> REQUIRED TASK: Show each line that has the string "foldable" in it.

== MATERIAL PROVIDED

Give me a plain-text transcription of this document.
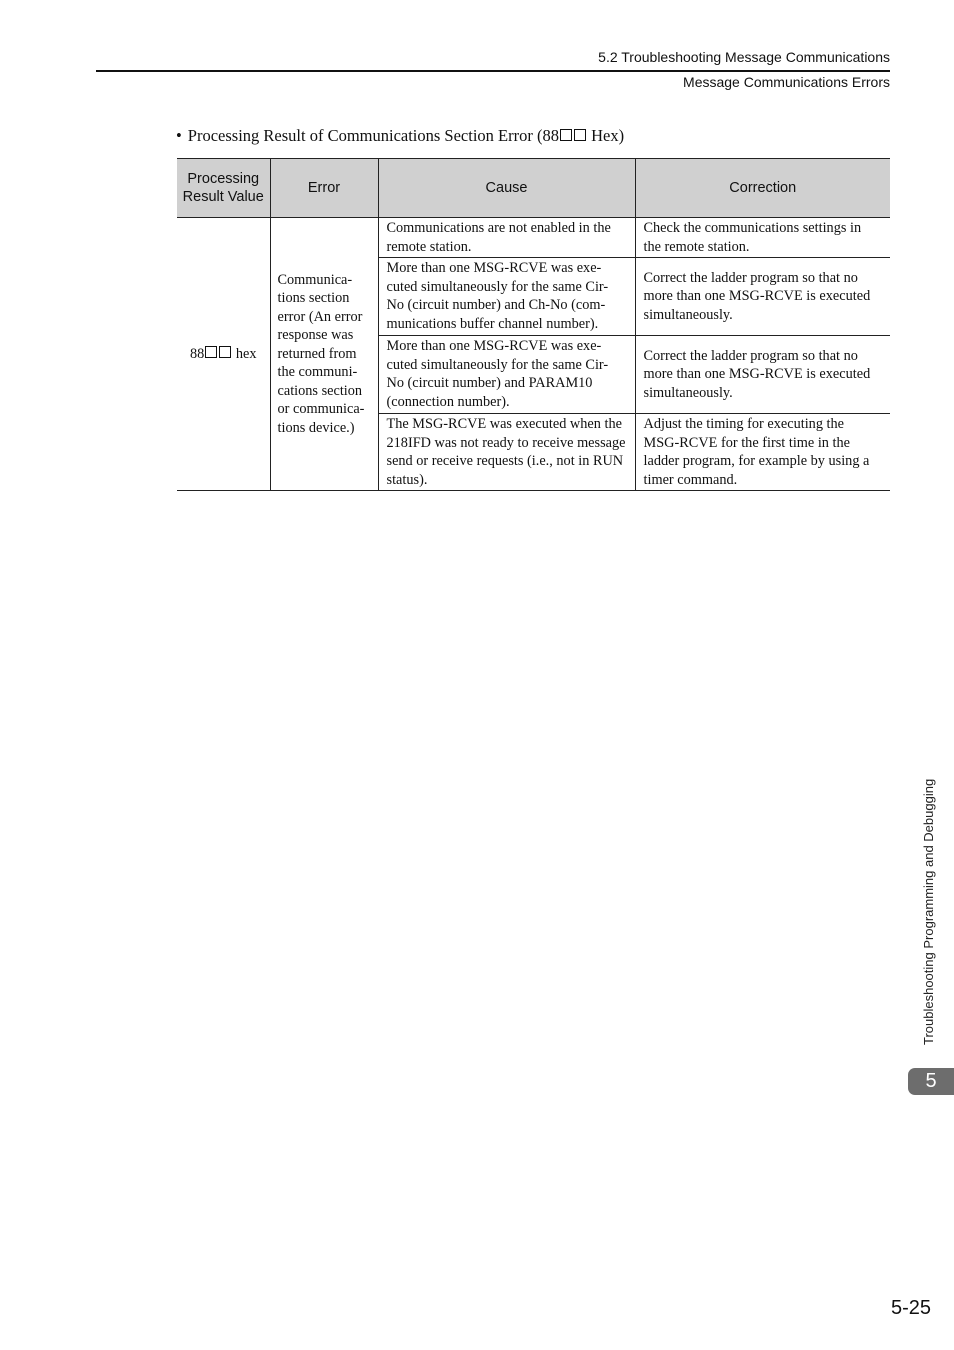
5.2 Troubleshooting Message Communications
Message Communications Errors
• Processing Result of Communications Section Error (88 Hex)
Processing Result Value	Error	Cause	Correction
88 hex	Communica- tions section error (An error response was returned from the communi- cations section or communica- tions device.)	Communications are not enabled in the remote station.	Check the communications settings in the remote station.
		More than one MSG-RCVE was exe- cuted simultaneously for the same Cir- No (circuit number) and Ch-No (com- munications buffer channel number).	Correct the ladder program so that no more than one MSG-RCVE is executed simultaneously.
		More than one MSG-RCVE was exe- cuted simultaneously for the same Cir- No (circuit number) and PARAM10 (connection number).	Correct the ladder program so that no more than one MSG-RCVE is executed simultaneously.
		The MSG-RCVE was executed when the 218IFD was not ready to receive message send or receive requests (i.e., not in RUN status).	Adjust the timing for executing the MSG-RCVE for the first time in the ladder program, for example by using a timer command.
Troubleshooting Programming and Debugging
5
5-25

====
== MATERIAL PROVIDED

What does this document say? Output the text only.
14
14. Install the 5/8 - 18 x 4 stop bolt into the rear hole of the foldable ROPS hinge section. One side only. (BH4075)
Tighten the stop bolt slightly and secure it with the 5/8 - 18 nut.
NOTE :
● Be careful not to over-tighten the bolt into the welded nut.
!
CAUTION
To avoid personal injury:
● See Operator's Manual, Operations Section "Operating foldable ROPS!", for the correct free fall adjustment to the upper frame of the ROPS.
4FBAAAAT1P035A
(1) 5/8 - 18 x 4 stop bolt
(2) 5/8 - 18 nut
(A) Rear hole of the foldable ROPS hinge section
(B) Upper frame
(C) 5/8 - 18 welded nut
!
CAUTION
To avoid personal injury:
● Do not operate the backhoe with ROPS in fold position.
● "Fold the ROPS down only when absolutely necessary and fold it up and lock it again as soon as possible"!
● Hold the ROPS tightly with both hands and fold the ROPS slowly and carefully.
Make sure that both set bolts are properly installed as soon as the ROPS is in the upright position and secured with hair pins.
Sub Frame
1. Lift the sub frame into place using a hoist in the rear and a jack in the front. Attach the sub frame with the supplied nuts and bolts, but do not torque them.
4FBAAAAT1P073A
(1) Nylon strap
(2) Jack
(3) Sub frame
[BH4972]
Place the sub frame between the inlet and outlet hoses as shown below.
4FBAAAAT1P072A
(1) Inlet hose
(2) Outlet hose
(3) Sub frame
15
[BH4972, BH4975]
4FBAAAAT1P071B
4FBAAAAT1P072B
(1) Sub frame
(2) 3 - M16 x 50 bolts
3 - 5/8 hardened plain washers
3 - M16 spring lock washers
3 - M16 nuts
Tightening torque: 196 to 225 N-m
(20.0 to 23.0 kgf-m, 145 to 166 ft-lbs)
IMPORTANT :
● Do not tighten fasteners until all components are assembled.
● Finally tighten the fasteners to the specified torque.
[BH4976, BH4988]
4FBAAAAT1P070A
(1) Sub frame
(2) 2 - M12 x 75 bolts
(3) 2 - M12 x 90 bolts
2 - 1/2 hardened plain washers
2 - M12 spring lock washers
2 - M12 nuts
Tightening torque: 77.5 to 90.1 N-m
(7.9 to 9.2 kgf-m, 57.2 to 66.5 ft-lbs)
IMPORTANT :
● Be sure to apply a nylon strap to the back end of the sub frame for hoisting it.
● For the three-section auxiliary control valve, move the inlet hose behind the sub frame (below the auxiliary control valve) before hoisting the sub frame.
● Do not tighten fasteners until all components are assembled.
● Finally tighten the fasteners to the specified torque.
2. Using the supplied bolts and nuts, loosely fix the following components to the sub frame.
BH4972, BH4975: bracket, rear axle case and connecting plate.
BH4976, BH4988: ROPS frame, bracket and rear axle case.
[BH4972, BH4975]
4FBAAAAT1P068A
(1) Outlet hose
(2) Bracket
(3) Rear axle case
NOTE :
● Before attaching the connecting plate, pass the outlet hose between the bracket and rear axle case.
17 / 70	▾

====

> ANSWER TO THIS PROBLEM:
14. Install the 5/8 - 18 x 4 stop bolt into the rear hole of the foldable ROPS hinge section. One side only. (BH4075)
● See Operator's Manual, Operations Section "Operating foldable ROPS!", for the correct free fall adjustment to the upper frame of the ROPS.
(A) Rear hole of the foldable ROPS hinge section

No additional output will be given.